Requirement: Rewrite the stretch from the start of the records through the line containing "chord-symbol: E7 xyxy=(331,352,341,361)" as a Markdown table with the columns Row and Line, giving each line its row number and skipping blank lines.

-=-=-=-=-

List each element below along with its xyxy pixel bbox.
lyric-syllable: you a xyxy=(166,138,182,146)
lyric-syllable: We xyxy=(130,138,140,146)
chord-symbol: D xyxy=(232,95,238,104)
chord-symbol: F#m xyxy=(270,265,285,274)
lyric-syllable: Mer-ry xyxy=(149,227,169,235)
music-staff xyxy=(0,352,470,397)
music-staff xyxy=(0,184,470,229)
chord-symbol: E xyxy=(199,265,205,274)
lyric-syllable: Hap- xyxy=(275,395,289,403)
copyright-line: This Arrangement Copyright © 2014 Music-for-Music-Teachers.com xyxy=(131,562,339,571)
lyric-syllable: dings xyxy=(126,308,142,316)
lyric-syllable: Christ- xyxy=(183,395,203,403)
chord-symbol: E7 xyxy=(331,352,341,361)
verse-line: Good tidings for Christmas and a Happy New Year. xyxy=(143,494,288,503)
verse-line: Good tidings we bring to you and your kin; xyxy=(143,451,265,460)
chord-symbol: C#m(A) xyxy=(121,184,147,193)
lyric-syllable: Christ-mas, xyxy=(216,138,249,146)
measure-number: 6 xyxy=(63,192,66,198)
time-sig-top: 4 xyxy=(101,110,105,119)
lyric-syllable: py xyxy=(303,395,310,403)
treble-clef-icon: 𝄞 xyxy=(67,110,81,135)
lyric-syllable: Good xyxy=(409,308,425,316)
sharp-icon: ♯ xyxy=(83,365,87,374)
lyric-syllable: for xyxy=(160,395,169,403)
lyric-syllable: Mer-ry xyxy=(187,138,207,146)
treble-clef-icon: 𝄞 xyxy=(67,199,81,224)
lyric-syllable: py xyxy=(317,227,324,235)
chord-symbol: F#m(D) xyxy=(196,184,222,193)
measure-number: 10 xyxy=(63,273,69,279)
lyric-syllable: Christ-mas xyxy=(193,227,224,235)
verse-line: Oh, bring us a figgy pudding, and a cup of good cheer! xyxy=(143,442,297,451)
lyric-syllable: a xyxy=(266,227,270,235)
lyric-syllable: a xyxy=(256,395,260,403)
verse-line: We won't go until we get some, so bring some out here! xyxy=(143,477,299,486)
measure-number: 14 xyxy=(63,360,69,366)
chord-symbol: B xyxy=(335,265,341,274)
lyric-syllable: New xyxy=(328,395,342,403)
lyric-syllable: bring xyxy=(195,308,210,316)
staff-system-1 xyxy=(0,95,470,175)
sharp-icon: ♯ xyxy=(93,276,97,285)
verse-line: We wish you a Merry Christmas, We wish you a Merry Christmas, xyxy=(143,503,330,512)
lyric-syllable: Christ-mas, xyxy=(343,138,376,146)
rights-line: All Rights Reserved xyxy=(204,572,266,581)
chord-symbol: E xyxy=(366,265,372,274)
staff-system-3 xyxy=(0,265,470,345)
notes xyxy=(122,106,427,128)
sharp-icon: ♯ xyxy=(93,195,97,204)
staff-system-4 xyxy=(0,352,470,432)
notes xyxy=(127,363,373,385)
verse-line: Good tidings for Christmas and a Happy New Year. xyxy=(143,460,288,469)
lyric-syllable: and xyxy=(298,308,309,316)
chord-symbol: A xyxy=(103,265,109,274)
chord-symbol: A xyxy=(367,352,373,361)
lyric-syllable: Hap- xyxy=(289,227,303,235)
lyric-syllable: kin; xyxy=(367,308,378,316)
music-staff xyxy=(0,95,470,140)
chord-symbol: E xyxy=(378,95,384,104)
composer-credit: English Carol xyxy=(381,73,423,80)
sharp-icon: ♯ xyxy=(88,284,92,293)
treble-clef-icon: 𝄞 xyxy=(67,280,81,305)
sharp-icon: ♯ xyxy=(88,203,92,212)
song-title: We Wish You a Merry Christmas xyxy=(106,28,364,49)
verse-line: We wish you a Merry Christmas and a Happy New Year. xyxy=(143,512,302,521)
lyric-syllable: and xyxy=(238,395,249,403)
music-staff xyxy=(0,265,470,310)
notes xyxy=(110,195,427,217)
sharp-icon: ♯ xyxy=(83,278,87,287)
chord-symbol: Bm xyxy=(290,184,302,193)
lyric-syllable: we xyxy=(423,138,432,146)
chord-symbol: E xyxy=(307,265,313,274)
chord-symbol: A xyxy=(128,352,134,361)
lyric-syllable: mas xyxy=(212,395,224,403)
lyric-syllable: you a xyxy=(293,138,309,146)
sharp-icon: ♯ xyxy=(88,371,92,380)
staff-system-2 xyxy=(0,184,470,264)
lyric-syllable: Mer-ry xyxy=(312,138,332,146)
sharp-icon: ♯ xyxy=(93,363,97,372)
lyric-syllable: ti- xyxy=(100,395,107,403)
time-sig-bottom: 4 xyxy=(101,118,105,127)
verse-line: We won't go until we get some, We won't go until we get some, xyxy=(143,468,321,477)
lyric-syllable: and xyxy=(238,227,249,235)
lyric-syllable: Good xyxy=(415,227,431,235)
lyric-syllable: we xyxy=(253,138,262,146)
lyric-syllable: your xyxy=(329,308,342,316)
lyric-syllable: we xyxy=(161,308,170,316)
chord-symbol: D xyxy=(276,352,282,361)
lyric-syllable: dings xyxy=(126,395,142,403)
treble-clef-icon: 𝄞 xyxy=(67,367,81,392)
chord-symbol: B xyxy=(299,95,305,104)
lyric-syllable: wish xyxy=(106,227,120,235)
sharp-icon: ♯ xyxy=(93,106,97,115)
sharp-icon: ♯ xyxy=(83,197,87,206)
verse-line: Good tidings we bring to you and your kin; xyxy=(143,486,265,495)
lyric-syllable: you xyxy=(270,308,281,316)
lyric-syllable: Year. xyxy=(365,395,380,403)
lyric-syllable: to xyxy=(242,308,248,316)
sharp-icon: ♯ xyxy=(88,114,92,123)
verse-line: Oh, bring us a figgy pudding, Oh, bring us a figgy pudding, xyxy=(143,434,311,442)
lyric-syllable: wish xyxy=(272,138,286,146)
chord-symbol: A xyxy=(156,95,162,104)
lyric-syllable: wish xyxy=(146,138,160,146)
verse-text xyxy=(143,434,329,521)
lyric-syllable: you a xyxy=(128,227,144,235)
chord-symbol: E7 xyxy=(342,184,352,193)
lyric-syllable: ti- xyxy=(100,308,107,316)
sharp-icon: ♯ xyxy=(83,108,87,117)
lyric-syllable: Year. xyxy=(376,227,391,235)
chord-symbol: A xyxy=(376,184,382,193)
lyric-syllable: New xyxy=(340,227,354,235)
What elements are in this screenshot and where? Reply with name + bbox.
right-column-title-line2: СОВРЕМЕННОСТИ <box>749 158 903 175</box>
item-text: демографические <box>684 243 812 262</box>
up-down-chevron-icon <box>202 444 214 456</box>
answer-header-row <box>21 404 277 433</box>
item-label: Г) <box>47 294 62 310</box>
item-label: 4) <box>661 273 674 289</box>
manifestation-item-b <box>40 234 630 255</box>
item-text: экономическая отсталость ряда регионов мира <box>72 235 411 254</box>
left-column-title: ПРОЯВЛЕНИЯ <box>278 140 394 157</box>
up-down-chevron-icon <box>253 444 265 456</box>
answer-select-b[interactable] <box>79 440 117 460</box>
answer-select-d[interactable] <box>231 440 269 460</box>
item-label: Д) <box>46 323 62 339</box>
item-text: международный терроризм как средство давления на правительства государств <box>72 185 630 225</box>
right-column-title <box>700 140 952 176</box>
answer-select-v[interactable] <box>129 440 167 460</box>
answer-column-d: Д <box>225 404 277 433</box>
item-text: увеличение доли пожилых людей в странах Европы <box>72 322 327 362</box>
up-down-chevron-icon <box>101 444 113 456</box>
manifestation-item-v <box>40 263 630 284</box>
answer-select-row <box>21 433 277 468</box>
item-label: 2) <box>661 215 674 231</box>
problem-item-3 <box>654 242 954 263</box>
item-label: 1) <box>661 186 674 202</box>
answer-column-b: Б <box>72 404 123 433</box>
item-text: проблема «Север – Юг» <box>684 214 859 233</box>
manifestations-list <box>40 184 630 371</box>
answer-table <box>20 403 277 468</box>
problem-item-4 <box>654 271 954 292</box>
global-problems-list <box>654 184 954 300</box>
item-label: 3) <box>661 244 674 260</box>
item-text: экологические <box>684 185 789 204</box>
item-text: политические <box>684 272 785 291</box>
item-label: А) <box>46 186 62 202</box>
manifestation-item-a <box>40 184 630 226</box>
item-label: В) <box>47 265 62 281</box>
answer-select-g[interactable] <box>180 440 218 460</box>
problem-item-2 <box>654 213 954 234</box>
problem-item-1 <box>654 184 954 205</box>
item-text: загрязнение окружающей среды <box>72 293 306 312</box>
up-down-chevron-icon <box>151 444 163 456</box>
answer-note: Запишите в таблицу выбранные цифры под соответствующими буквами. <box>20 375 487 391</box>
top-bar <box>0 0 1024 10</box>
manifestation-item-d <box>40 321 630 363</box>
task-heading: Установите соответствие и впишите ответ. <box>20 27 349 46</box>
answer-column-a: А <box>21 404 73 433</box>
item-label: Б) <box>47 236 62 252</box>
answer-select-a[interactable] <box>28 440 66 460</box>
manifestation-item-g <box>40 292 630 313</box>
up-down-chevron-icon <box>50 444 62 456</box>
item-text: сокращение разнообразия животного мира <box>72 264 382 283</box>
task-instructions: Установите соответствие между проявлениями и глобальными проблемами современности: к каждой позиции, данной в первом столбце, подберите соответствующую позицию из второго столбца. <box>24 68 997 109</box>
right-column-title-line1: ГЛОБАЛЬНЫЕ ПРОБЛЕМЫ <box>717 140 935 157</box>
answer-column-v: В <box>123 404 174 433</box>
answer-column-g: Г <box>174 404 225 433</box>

-=-=-=-=-

Full output:
| Row | Line |
|---|---|
| 1 | List each element below along with its xyxy pixel bbox. |
| 2 | lyric-syllable: you a xyxy=(166,138,182,146) |
| 3 | lyric-syllable: We xyxy=(130,138,140,146) |
| 4 | chord-symbol: D xyxy=(232,95,238,104) |
| 5 | chord-symbol: F#m xyxy=(270,265,285,274) |
| 6 | lyric-syllable: Mer-ry xyxy=(149,227,169,235) |
| 7 | music-staff xyxy=(0,352,470,397) |
| 8 | music-staff xyxy=(0,184,470,229) |
| 9 | chord-symbol: E xyxy=(199,265,205,274) |
| 10 | lyric-syllable: Hap- xyxy=(275,395,289,403) |
| 11 | copyright-line: This Arrangement Copyright © 2014 Music-for-Music-Teachers.com xyxy=(131,562,339,571) |
| 12 | lyric-syllable: dings xyxy=(126,308,142,316) |
| 13 | lyric-syllable: Christ- xyxy=(183,395,203,403) |
| 14 | chord-symbol: E7 xyxy=(331,352,341,361) |